[WHAT IS ASKED]
Gather each line containing the string "koje" from these entries.

*** INFORMATION SHOWN ***

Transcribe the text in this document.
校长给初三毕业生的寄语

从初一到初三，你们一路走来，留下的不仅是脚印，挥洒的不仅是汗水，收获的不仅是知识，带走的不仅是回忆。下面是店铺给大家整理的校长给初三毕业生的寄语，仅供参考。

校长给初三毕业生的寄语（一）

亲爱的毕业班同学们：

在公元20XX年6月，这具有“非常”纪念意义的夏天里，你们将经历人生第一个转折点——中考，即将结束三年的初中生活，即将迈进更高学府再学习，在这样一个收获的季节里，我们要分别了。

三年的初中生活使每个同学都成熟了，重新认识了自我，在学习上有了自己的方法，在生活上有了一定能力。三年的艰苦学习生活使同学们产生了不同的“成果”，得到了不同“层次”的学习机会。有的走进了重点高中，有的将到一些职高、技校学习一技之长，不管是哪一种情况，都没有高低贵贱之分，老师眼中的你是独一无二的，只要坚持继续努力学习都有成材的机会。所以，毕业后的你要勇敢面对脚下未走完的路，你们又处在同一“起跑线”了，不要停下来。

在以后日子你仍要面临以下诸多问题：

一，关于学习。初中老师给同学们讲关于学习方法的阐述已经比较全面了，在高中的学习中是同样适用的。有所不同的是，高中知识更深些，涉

***
*** INFORMATION SHOWN ***

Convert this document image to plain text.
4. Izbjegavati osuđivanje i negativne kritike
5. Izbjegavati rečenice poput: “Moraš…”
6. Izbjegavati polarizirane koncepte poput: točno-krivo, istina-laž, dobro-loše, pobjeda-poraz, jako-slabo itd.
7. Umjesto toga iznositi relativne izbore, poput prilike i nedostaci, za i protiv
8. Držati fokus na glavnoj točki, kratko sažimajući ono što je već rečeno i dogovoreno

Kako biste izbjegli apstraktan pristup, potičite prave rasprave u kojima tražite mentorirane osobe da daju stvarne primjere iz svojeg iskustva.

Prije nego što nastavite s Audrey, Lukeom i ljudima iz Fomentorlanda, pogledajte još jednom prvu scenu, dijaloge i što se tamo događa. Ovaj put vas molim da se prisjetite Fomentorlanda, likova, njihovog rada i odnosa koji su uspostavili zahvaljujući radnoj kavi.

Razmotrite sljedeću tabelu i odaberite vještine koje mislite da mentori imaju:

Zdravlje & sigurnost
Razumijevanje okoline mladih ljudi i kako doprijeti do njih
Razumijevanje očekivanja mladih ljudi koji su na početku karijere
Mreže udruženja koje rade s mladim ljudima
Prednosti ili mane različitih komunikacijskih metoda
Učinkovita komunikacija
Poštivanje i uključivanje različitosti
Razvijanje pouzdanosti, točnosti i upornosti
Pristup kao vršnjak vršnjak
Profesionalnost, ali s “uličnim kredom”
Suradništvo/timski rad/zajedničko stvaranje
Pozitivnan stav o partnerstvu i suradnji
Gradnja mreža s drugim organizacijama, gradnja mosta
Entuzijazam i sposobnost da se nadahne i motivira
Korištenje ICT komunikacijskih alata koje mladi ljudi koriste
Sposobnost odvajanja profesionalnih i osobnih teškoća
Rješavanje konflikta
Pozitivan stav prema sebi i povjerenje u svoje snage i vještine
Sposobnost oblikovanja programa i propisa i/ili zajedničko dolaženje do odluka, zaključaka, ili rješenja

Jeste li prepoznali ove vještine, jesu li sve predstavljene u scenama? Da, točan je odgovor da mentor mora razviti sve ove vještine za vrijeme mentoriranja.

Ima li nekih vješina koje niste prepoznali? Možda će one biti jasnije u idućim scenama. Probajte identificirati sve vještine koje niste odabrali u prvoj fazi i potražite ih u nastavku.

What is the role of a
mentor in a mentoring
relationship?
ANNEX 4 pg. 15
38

***

[REPLY TO THE TASK]
Razmotrite sljedeću tabelu i odaberite vještine koje mislite da mentori imaju:
Mreže udruženja koje rade s mladim ljudima
Korištenje ICT komunikacijskih alata koje mladi ljudi koriste
Ima li nekih vješina koje niste prepoznali? Možda će one biti jasnije u idućim scenama. Probajte identificirati sve vještine koje niste odabrali u prvoj fazi i potražite ih u nastavku.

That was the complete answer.